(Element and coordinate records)
BEGIN

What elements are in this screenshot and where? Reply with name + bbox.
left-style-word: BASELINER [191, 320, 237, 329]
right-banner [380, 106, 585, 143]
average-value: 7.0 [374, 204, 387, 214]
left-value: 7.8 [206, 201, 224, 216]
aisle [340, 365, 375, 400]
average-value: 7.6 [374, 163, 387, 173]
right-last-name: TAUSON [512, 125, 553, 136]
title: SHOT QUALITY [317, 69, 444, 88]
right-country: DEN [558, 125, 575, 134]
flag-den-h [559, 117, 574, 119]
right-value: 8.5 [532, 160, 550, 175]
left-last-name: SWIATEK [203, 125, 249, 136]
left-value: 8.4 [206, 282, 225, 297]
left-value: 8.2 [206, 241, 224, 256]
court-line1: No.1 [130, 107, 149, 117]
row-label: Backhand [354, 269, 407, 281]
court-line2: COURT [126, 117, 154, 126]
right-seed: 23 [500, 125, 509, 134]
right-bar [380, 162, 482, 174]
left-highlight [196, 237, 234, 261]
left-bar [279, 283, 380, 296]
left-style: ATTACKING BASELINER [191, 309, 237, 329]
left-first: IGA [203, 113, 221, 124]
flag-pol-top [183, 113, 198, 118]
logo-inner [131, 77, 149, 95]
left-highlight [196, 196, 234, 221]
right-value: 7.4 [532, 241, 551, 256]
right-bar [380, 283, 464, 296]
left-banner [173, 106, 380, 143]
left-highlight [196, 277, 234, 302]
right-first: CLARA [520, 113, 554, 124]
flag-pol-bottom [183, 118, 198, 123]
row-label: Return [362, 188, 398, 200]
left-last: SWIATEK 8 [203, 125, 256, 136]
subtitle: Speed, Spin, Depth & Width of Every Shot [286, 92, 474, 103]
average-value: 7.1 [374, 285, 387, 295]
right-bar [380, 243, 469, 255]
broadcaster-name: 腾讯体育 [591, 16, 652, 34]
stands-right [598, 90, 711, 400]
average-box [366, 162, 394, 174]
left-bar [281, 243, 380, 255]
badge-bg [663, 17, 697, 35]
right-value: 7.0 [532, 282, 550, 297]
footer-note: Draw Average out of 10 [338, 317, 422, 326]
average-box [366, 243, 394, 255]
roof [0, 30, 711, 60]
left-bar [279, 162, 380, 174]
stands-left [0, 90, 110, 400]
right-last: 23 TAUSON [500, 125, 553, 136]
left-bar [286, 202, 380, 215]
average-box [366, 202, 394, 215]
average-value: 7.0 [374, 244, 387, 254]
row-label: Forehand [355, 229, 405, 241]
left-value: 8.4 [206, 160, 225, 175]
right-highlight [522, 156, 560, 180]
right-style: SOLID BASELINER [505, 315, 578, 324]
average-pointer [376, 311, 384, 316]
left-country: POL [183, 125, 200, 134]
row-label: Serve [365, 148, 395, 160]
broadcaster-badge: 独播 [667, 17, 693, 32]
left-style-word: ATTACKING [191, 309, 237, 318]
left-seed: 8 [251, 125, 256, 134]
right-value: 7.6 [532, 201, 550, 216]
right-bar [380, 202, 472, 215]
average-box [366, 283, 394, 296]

END

**TO BE DONE**: Rewrite every line of the listing as a JSON list of strings, one string per line, with blank lines omitted.

**TASK OUTPUT**:
[
  "What elements are in this screenshot and where? Reply with name + bbox.",
  "left-style-word: BASELINER [191, 320, 237, 329]",
  "right-banner [380, 106, 585, 143]",
  "average-value: 7.0 [374, 204, 387, 214]",
  "left-value: 7.8 [206, 201, 224, 216]",
  "aisle [340, 365, 375, 400]",
  "average-value: 7.6 [374, 163, 387, 173]",
  "right-last-name: TAUSON [512, 125, 553, 136]",
  "title: SHOT QUALITY [317, 69, 444, 88]",
  "right-country: DEN [558, 125, 575, 134]",
  "flag-den-h [559, 117, 574, 119]",
  "right-value: 8.5 [532, 160, 550, 175]",
  "left-last-name: SWIATEK [203, 125, 249, 136]",
  "left-value: 8.4 [206, 282, 225, 297]",
  "left-value: 8.2 [206, 241, 224, 256]",
  "court-line1: No.1 [130, 107, 149, 117]",
  "row-label: Backhand [354, 269, 407, 281]",
  "court-line2: COURT [126, 117, 154, 126]",
  "right-seed: 23 [500, 125, 509, 134]",
  "right-bar [380, 162, 482, 174]",
  "left-highlight [196, 237, 234, 261]",
  "left-bar [279, 283, 380, 296]",
  "left-style: ATTACKING BASELINER [191, 309, 237, 329]",
  "left-first: IGA [203, 113, 221, 124]",
  "flag-pol-top [183, 113, 198, 118]",
  "logo-inner [131, 77, 149, 95]",
  "left-highlight [196, 196, 234, 221]",
  "right-value: 7.4 [532, 241, 551, 256]",
  "right-bar [380, 283, 464, 296]",
  "left-banner [173, 106, 380, 143]",
  "left-highlight [196, 277, 234, 302]",
  "right-first: CLARA [520, 113, 554, 124]",
  "flag-pol-bottom [183, 118, 198, 123]",
  "row-label: Return [362, 188, 398, 200]",
  "left-last: SWIATEK 8 [203, 125, 256, 136]",
  "subtitle: Speed, Spin, Depth & Width of Every Shot [286, 92, 474, 103]",
  "average-value: 7.1 [374, 285, 387, 295]",
  "right-bar [380, 243, 469, 255]",
  "broadcaster-name: 腾讯体育 [591, 16, 652, 34]",
  "stands-right [598, 90, 711, 400]",
  "average-box [366, 162, 394, 174]",
  "left-bar [281, 243, 380, 255]",
  "badge-bg [663, 17, 697, 35]",
  "right-value: 7.0 [532, 282, 550, 297]",
  "footer-note: Draw Average out of 10 [338, 317, 422, 326]",
  "average-box [366, 243, 394, 255]",
  "roof [0, 30, 711, 60]",
  "left-bar [279, 162, 380, 174]",
  "stands-left [0, 90, 110, 400]",
  "right-last: 23 TAUSON [500, 125, 553, 136]",
  "left-bar [286, 202, 380, 215]",
  "average-box [366, 202, 394, 215]",
  "average-value: 7.0 [374, 244, 387, 254]",
  "row-label: Forehand [355, 229, 405, 241]",
  "left-value: 8.4 [206, 160, 225, 175]",
  "right-highlight [522, 156, 560, 180]",
  "right-style: SOLID BASELINER [505, 315, 578, 324]",
  "average-pointer [376, 311, 384, 316]",
  "left-country: POL [183, 125, 200, 134]",
  "row-label: Serve [365, 148, 395, 160]",
  "broadcaster-badge: 独播 [667, 17, 693, 32]",
  "left-style-word: ATTACKING [191, 309, 237, 318]",
  "left-seed: 8 [251, 125, 256, 134]",
  "right-value: 7.6 [532, 201, 550, 216]",
  "right-bar [380, 202, 472, 215]",
  "average-box [366, 283, 394, 296]"
]